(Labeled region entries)

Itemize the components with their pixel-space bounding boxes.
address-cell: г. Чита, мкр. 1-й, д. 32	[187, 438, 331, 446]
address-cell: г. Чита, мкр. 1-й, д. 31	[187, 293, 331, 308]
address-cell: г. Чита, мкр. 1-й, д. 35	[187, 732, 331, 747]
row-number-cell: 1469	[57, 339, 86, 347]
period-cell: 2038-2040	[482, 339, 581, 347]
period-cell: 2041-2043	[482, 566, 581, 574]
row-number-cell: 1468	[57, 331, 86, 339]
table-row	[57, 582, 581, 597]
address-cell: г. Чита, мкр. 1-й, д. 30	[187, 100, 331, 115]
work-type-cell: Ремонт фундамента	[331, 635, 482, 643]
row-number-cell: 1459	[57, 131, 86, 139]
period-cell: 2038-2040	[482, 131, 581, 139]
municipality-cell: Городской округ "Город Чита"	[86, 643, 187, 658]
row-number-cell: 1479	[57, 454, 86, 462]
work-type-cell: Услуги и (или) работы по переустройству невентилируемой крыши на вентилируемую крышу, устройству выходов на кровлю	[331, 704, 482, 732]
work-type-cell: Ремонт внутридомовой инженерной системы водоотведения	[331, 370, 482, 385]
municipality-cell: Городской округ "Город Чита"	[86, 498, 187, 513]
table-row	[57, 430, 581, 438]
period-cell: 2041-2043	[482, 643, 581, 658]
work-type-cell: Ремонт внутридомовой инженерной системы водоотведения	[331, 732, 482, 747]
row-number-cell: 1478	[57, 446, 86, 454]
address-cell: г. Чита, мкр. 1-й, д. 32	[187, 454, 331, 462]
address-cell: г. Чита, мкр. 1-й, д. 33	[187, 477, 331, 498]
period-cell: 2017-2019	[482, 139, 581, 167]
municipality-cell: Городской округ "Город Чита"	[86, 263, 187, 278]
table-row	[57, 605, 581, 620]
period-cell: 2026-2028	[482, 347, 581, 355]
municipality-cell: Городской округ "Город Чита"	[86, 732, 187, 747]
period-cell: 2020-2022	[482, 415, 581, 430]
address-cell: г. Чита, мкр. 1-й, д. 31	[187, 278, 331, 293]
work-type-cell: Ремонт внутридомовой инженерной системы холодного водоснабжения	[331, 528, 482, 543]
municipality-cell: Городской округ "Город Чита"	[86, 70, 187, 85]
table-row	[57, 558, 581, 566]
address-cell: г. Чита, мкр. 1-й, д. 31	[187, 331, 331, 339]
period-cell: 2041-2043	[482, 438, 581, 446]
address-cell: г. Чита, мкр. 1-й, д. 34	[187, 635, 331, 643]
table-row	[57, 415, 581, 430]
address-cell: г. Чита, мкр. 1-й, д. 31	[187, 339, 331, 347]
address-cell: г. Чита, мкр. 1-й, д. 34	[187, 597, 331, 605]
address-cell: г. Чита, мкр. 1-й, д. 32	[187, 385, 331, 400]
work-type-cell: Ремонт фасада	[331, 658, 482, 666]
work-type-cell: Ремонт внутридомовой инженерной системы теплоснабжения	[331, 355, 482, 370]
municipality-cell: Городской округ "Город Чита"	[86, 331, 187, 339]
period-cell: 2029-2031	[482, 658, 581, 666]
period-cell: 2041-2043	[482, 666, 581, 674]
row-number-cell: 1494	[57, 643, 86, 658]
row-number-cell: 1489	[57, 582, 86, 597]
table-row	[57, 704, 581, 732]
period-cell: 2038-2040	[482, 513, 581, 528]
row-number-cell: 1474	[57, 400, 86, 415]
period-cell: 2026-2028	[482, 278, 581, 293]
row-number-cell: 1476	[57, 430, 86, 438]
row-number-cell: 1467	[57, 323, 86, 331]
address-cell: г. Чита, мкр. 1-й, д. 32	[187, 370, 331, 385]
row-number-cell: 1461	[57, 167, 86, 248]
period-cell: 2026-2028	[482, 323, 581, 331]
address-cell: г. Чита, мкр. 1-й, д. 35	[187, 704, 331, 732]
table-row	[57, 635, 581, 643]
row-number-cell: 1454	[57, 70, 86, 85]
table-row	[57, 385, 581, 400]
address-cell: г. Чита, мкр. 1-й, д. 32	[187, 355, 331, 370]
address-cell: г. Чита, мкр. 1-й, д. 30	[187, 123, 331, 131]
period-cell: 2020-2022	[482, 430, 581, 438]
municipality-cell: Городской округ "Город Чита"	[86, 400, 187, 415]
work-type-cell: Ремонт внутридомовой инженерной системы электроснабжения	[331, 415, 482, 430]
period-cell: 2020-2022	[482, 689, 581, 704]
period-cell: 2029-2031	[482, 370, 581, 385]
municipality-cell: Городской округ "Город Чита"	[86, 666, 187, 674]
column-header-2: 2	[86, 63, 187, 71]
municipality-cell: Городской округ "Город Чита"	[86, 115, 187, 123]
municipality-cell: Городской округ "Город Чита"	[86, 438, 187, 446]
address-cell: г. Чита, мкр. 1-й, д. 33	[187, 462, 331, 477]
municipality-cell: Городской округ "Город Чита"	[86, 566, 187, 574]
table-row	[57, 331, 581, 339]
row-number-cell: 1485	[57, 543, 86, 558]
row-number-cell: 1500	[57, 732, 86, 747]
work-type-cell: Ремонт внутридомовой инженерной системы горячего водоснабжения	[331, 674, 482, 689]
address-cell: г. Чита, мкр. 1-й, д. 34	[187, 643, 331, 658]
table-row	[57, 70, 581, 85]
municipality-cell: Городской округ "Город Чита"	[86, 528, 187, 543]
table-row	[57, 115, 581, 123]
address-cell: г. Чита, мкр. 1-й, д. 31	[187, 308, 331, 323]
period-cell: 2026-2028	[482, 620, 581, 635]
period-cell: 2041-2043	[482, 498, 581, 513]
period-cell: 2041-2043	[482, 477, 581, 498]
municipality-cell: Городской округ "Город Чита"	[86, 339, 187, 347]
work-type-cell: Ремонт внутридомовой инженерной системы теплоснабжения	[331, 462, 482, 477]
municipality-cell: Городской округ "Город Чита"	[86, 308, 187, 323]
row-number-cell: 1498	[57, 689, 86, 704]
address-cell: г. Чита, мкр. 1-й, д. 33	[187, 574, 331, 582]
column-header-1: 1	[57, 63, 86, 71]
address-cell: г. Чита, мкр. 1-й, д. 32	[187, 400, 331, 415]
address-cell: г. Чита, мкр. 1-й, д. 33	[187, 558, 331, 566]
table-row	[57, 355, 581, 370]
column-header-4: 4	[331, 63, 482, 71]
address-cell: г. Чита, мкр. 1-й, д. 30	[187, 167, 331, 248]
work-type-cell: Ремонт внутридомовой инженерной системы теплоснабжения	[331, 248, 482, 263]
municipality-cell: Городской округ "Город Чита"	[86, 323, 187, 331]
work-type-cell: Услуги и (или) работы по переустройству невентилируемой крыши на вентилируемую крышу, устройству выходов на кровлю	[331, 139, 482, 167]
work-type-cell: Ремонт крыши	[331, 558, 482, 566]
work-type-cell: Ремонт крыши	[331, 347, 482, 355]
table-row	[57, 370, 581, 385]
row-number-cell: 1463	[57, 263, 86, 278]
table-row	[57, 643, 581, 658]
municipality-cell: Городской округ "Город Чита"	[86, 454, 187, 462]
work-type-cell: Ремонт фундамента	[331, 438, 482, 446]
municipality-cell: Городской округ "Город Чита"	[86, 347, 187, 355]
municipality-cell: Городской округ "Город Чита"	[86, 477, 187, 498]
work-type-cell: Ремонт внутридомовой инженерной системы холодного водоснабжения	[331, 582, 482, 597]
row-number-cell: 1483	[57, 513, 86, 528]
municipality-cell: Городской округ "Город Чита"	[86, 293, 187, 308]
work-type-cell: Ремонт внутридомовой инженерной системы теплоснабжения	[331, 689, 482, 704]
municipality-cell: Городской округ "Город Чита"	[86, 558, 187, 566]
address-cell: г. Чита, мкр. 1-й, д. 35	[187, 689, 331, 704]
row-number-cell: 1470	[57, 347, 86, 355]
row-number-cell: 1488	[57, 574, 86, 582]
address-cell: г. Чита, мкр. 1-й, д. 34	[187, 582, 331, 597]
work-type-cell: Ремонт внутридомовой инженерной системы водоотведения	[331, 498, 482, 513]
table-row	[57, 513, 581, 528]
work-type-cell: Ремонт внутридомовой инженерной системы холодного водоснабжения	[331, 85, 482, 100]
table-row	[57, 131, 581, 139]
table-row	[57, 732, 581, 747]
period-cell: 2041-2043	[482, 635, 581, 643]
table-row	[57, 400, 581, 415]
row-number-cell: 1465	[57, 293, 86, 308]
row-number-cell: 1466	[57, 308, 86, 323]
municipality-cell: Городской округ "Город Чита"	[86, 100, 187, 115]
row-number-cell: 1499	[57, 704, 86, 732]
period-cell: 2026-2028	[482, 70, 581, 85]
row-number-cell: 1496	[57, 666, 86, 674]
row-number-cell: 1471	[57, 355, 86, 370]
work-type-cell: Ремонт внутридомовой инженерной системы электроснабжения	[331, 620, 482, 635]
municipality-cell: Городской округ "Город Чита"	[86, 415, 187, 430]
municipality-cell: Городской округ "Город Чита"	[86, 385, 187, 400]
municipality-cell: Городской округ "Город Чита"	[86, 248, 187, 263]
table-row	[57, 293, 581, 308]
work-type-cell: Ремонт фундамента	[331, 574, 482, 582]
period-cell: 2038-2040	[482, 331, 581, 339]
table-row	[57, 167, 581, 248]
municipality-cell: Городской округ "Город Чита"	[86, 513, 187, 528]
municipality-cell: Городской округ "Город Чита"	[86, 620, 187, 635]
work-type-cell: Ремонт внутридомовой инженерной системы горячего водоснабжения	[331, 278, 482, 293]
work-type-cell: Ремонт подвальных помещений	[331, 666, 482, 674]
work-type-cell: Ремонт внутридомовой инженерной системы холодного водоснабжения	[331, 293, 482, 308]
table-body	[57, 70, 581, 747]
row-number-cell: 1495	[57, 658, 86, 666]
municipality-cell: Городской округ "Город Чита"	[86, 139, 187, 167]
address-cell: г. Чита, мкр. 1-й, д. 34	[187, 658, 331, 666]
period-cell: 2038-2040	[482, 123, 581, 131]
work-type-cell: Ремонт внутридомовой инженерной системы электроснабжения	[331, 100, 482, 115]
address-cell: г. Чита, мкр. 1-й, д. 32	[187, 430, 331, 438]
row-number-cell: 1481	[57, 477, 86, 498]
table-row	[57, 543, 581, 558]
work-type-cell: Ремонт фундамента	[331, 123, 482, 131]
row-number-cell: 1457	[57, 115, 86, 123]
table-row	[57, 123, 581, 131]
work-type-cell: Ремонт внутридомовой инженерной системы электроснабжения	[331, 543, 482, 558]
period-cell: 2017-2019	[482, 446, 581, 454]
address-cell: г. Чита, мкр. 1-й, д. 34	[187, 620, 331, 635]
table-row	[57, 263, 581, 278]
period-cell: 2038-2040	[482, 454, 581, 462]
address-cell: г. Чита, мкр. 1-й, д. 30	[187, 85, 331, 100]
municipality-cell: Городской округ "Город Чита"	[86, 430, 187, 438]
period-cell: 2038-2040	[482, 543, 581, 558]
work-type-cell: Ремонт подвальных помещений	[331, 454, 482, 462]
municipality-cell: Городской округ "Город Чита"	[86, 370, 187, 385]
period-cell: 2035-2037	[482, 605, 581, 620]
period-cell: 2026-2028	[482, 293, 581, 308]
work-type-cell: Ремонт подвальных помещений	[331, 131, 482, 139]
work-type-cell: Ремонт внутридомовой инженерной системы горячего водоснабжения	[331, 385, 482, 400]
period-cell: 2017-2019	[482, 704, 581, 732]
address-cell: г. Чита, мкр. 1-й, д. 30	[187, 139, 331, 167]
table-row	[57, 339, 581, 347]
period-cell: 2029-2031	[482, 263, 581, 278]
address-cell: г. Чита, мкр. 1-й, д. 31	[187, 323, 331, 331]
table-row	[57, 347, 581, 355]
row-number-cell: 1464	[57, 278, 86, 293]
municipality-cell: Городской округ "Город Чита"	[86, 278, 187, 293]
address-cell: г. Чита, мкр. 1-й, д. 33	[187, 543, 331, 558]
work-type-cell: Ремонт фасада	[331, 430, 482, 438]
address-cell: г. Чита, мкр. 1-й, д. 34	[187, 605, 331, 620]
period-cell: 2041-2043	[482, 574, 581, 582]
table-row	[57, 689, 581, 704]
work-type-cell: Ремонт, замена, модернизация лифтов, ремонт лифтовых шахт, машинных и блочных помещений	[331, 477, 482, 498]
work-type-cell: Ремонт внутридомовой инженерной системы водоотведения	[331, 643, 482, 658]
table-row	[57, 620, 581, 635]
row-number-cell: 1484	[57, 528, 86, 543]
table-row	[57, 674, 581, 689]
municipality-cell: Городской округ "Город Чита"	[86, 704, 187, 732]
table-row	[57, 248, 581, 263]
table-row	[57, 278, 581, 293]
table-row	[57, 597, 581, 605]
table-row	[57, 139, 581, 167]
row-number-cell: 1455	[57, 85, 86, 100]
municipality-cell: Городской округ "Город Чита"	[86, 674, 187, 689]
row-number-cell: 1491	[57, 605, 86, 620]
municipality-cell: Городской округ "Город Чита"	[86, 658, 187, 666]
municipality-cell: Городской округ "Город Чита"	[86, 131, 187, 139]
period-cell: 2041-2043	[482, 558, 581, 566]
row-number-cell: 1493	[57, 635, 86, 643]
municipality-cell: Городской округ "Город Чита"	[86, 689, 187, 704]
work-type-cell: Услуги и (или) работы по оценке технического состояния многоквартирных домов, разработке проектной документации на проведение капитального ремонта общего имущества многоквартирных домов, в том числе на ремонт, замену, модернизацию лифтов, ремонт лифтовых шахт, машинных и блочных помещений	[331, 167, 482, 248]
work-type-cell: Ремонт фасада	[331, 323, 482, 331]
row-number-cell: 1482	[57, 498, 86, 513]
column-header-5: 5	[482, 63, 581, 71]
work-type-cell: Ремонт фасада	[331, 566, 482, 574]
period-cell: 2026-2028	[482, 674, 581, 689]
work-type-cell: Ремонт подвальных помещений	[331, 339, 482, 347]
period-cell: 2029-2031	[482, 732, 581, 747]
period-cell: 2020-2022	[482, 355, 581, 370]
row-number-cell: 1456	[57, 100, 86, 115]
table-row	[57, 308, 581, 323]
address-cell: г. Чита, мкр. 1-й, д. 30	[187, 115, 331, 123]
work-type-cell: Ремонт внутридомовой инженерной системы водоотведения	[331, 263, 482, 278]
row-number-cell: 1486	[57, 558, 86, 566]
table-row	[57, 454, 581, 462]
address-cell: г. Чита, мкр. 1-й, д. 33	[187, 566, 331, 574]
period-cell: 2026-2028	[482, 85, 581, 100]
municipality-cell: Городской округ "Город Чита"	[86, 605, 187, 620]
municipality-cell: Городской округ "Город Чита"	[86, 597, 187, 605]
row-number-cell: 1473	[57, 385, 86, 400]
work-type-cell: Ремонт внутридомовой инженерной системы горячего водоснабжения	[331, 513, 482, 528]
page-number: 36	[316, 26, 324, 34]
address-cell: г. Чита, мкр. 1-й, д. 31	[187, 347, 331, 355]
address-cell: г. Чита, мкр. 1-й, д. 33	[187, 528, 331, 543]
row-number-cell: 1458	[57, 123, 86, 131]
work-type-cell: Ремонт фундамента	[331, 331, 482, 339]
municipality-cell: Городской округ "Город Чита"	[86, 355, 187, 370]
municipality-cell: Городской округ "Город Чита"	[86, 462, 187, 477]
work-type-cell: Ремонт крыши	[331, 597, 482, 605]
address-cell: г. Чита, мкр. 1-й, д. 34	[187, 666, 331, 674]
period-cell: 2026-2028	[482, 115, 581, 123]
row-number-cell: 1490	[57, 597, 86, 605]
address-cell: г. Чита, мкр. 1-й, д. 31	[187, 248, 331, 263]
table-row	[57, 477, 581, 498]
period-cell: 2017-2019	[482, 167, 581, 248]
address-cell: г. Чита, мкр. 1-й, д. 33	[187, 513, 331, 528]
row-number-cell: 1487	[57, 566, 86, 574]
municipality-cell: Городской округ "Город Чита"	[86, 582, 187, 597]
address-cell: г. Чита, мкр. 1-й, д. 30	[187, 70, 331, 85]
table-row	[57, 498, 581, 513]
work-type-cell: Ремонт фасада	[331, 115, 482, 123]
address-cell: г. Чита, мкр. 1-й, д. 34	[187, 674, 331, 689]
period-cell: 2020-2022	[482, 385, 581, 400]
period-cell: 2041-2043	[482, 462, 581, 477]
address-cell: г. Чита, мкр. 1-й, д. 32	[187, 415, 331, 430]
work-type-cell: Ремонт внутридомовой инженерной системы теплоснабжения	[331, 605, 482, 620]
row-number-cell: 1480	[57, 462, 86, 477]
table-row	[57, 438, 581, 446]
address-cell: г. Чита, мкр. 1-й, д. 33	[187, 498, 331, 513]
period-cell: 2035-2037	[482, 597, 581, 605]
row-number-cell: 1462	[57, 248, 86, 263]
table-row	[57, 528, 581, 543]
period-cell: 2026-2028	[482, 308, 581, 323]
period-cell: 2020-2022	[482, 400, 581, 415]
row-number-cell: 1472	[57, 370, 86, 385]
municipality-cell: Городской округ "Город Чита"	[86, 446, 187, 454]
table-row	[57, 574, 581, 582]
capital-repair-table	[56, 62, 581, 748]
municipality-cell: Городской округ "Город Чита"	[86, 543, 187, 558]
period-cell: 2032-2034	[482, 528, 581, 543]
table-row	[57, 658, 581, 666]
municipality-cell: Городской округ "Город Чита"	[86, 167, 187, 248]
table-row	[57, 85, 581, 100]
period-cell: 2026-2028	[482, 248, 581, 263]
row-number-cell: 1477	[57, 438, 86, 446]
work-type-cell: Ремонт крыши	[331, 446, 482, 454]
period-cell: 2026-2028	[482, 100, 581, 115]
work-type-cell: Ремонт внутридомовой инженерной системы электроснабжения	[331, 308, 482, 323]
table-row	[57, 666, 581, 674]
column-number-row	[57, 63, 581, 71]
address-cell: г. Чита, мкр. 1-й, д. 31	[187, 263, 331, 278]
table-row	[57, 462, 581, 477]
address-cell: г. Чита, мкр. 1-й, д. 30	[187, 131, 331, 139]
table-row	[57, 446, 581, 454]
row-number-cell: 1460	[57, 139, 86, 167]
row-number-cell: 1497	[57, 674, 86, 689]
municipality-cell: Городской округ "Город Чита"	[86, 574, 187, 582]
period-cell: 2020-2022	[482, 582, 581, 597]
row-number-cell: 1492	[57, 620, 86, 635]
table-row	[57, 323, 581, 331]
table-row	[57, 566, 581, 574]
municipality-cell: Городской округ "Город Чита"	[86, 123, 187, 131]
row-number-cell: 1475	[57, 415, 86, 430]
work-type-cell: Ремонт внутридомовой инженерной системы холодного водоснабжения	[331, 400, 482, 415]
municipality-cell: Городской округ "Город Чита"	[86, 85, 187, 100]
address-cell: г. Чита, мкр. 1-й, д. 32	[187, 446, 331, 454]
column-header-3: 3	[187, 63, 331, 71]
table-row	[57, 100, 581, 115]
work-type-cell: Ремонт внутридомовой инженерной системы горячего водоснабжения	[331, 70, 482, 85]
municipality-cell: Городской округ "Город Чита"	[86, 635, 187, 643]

### WORK TO COMPLETE
Rewrite the material from its start through the line containing "454, 331, 462]", swapping "period-cell" for "years-cell" and leaving everything else as it is.

### WORKED SOLUTION
Itemize the components with their pixel-space bounding boxes.
address-cell: г. Чита, мкр. 1-й, д. 32	[187, 438, 331, 446]
address-cell: г. Чита, мкр. 1-й, д. 31	[187, 293, 331, 308]
address-cell: г. Чита, мкр. 1-й, д. 35	[187, 732, 331, 747]
row-number-cell: 1469	[57, 339, 86, 347]
years-cell: 2038-2040	[482, 339, 581, 347]
years-cell: 2041-2043	[482, 566, 581, 574]
row-number-cell: 1468	[57, 331, 86, 339]
table-row	[57, 582, 581, 597]
address-cell: г. Чита, мкр. 1-й, д. 30	[187, 100, 331, 115]
work-type-cell: Ремонт фундамента	[331, 635, 482, 643]
row-number-cell: 1459	[57, 131, 86, 139]
years-cell: 2038-2040	[482, 131, 581, 139]
municipality-cell: Городской округ "Город Чита"	[86, 643, 187, 658]
row-number-cell: 1479	[57, 454, 86, 462]
work-type-cell: Услуги и (или) работы по переустройству невентилируемой крыши на вентилируемую крышу, устройству выходов на кровлю	[331, 704, 482, 732]
work-type-cell: Ремонт внутридомовой инженерной системы водоотведения	[331, 370, 482, 385]
municipality-cell: Городской округ "Город Чита"	[86, 498, 187, 513]
table-row	[57, 430, 581, 438]
years-cell: 2041-2043	[482, 643, 581, 658]
work-type-cell: Ремонт внутридомовой инженерной системы водоотведения	[331, 732, 482, 747]
row-number-cell: 1478	[57, 446, 86, 454]
address-cell: г. Чита, мкр. 1-й, д. 32	[187, 454, 331, 462]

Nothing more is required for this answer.